Without the pictures, set down the records below word for word.

--- start Stored data ---

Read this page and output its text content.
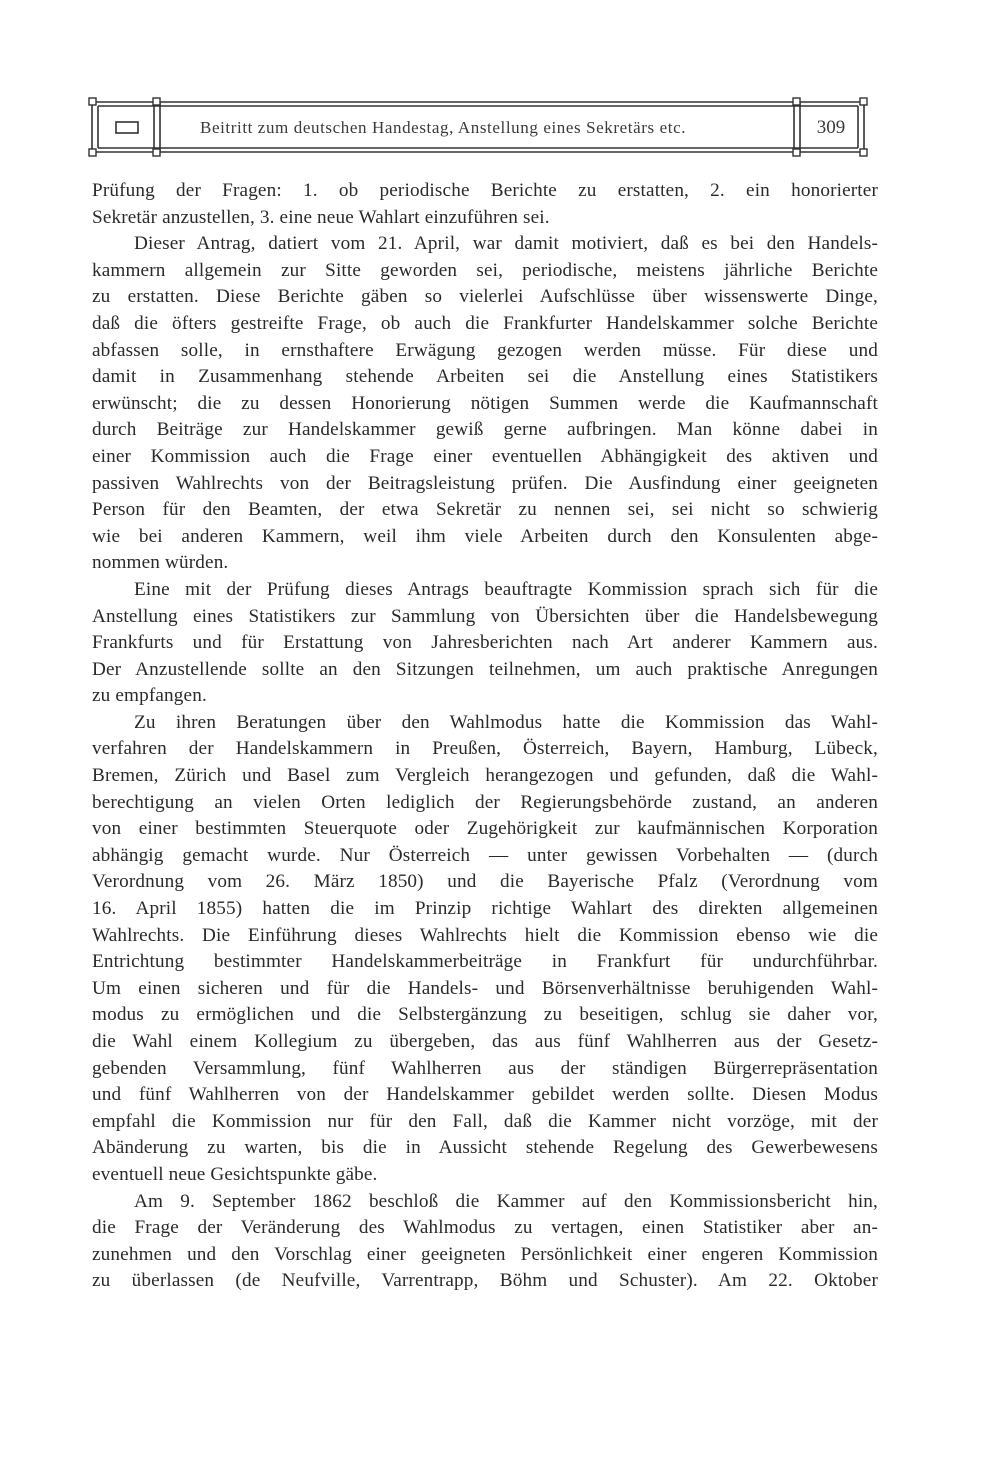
Beitritt zum deutschen Handestag, Anstellung eines Sekretärs etc.	309

Prüfung der Fragen: 1. ob periodische Berichte zu erstatten, 2. ein honorierter
Sekretär anzustellen, 3. eine neue Wahlart einzuführen sei.

Dieser Antrag, datiert vom 21. April, war damit motiviert, daß es bei den Handels-
kammern allgemein zur Sitte geworden sei, periodische, meistens jährliche Berichte
zu erstatten. Diese Berichte gäben so vielerlei Aufschlüsse über wissenswerte Dinge,
daß die öfters gestreifte Frage, ob auch die Frankfurter Handelskammer solche Berichte
abfassen solle, in ernsthaftere Erwägung gezogen werden müsse. Für diese und
damit in Zusammenhang stehende Arbeiten sei die Anstellung eines Statistikers
erwünscht; die zu dessen Honorierung nötigen Summen werde die Kaufmannschaft
durch Beiträge zur Handelskammer gewiß gerne aufbringen. Man könne dabei in
einer Kommission auch die Frage einer eventuellen Abhängigkeit des aktiven und
passiven Wahlrechts von der Beitragsleistung prüfen. Die Ausfindung einer geeigneten
Person für den Beamten, der etwa Sekretär zu nennen sei, sei nicht so schwierig
wie bei anderen Kammern, weil ihm viele Arbeiten durch den Konsulenten abge-
nommen würden.

Eine mit der Prüfung dieses Antrags beauftragte Kommission sprach sich für die
Anstellung eines Statistikers zur Sammlung von Übersichten über die Handelsbewegung
Frankfurts und für Erstattung von Jahresberichten nach Art anderer Kammern aus.
Der Anzustellende sollte an den Sitzungen teilnehmen, um auch praktische Anregungen
zu empfangen.

Zu ihren Beratungen über den Wahlmodus hatte die Kommission das Wahl-
verfahren der Handelskammern in Preußen, Österreich, Bayern, Hamburg, Lübeck,
Bremen, Zürich und Basel zum Vergleich herangezogen und gefunden, daß die Wahl-
berechtigung an vielen Orten lediglich der Regierungsbehörde zustand, an anderen
von einer bestimmten Steuerquote oder Zugehörigkeit zur kaufmännischen Korporation
abhängig gemacht wurde. Nur Österreich — unter gewissen Vorbehalten — (durch
Verordnung vom 26. März 1850) und die Bayerische Pfalz (Verordnung vom
16. April 1855) hatten die im Prinzip richtige Wahlart des direkten allgemeinen
Wahlrechts. Die Einführung dieses Wahlrechts hielt die Kommission ebenso wie die
Entrichtung bestimmter Handelskammerbeiträge in Frankfurt für undurchführbar.
Um einen sicheren und für die Handels- und Börsenverhältnisse beruhigenden Wahl-
modus zu ermöglichen und die Selbstergänzung zu beseitigen, schlug sie daher vor,
die Wahl einem Kollegium zu übergeben, das aus fünf Wahlherren aus der Gesetz-
gebenden Versammlung, fünf Wahlherren aus der ständigen Bürgerrepräsentation
und fünf Wahlherren von der Handelskammer gebildet werden sollte. Diesen Modus
empfahl die Kommission nur für den Fall, daß die Kammer nicht vorzöge, mit der
Abänderung zu warten, bis die in Aussicht stehende Regelung des Gewerbewesens
eventuell neue Gesichtspunkte gäbe.

Am 9. September 1862 beschloß die Kammer auf den Kommissionsbericht hin,
die Frage der Veränderung des Wahlmodus zu vertagen, einen Statistiker aber an-
zunehmen und den Vorschlag einer geeigneten Persönlichkeit einer engeren Kommission
zu überlassen (de Neufville, Varrentrapp, Böhm und Schuster). Am 22. Oktober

--- end Stored data ---

▶ _Result of the exercise_:
Read this page and output its text content.
Beitritt zum deutschen Handestag, Anstellung eines Sekretärs etc.	309

Prüfung der Fragen: 1. ob periodische Berichte zu erstatten, 2. ein honorierter
Sekretär anzustellen, 3. eine neue Wahlart einzuführen sei.

Dieser Antrag, datiert vom 21. April, war damit motiviert, daß es bei den Handels-
kammern allgemein zur Sitte geworden sei, periodische, meistens jährliche Berichte
zu erstatten. Diese Berichte gäben so vielerlei Aufschlüsse über wissenswerte Dinge,
daß die öfters gestreifte Frage, ob auch die Frankfurter Handelskammer solche Berichte
abfassen solle, in ernsthaftere Erwägung gezogen werden müsse. Für diese und
damit in Zusammenhang stehende Arbeiten sei die Anstellung eines Statistikers
erwünscht; die zu dessen Honorierung nötigen Summen werde die Kaufmannschaft
durch Beiträge zur Handelskammer gewiß gerne aufbringen. Man könne dabei in
einer Kommission auch die Frage einer eventuellen Abhängigkeit des aktiven und
passiven Wahlrechts von der Beitragsleistung prüfen. Die Ausfindung einer geeigneten
Person für den Beamten, der etwa Sekretär zu nennen sei, sei nicht so schwierig
wie bei anderen Kammern, weil ihm viele Arbeiten durch den Konsulenten abge-
nommen würden.

Eine mit der Prüfung dieses Antrags beauftragte Kommission sprach sich für die
Anstellung eines Statistikers zur Sammlung von Übersichten über die Handelsbewegung
Frankfurts und für Erstattung von Jahresberichten nach Art anderer Kammern aus.
Der Anzustellende sollte an den Sitzungen teilnehmen, um auch praktische Anregungen
zu empfangen.

Zu ihren Beratungen über den Wahlmodus hatte die Kommission das Wahl-
verfahren der Handelskammern in Preußen, Österreich, Bayern, Hamburg, Lübeck,
Bremen, Zürich und Basel zum Vergleich herangezogen und gefunden, daß die Wahl-
berechtigung an vielen Orten lediglich der Regierungsbehörde zustand, an anderen
von einer bestimmten Steuerquote oder Zugehörigkeit zur kaufmännischen Korporation
abhängig gemacht wurde. Nur Österreich — unter gewissen Vorbehalten — (durch
Verordnung vom 26. März 1850) und die Bayerische Pfalz (Verordnung vom
16. April 1855) hatten die im Prinzip richtige Wahlart des direkten allgemeinen
Wahlrechts. Die Einführung dieses Wahlrechts hielt die Kommission ebenso wie die
Entrichtung bestimmter Handelskammerbeiträge in Frankfurt für undurchführbar.
Um einen sicheren und für die Handels- und Börsenverhältnisse beruhigenden Wahl-
modus zu ermöglichen und die Selbstergänzung zu beseitigen, schlug sie daher vor,
die Wahl einem Kollegium zu übergeben, das aus fünf Wahlherren aus der Gesetz-
gebenden Versammlung, fünf Wahlherren aus der ständigen Bürgerrepräsentation
und fünf Wahlherren von der Handelskammer gebildet werden sollte. Diesen Modus
empfahl die Kommission nur für den Fall, daß die Kammer nicht vorzöge, mit der
Abänderung zu warten, bis die in Aussicht stehende Regelung des Gewerbewesens
eventuell neue Gesichtspunkte gäbe.

Am 9. September 1862 beschloß die Kammer auf den Kommissionsbericht hin,
die Frage der Veränderung des Wahlmodus zu vertagen, einen Statistiker aber an-
zunehmen und den Vorschlag einer geeigneten Persönlichkeit einer engeren Kommission
zu überlassen (de Neufville, Varrentrapp, Böhm und Schuster). Am 22. Oktober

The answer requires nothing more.